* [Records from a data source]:
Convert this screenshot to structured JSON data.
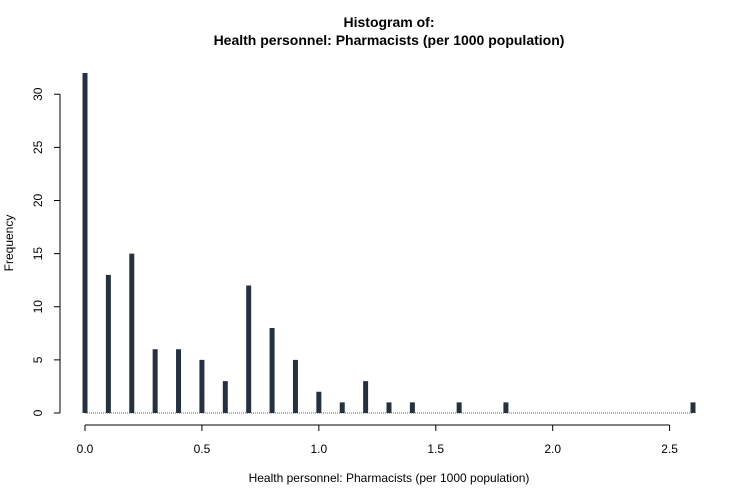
{
  "chart_data": {
    "type": "bar",
    "title": "Histogram of:",
    "subtitle": "Health personnel: Pharmacists (per 1000 population)",
    "xlabel": "Health personnel: Pharmacists (per 1000 population)",
    "ylabel": "Frequency",
    "xlim": [
      0,
      2.6
    ],
    "ylim": [
      0,
      32
    ],
    "x_ticks": [
      {
        "value": 0,
        "label": "0.0"
      },
      {
        "value": 0.5,
        "label": "0.5"
      },
      {
        "value": 1.0,
        "label": "1.0"
      },
      {
        "value": 1.5,
        "label": "1.5"
      },
      {
        "value": 2.0,
        "label": "2.0"
      },
      {
        "value": 2.5,
        "label": "2.5"
      }
    ],
    "y_ticks": [
      {
        "value": 0,
        "label": "0"
      },
      {
        "value": 5,
        "label": "5"
      },
      {
        "value": 10,
        "label": "10"
      },
      {
        "value": 15,
        "label": "15"
      },
      {
        "value": 20,
        "label": "20"
      },
      {
        "value": 25,
        "label": "25"
      },
      {
        "value": 30,
        "label": "30"
      }
    ],
    "grid": false,
    "bar_color": "#263140",
    "baseline_color": "#8b5a5a",
    "x": [
      0.0,
      0.1,
      0.2,
      0.3,
      0.4,
      0.5,
      0.6,
      0.7,
      0.8,
      0.9,
      1.0,
      1.1,
      1.2,
      1.3,
      1.4,
      1.6,
      1.8,
      2.6
    ],
    "values": [
      32,
      13,
      15,
      6,
      6,
      5,
      3,
      12,
      8,
      5,
      2,
      1,
      3,
      1,
      1,
      1,
      1,
      1
    ]
  }
}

* [Task objective]: Find the lines above that contain the word "Pharmacists" and collect them.

* [Solution below]:
    "subtitle": "Health personnel: Pharmacists (per 1000 population)",
    "xlabel": "Health personnel: Pharmacists (per 1000 population)",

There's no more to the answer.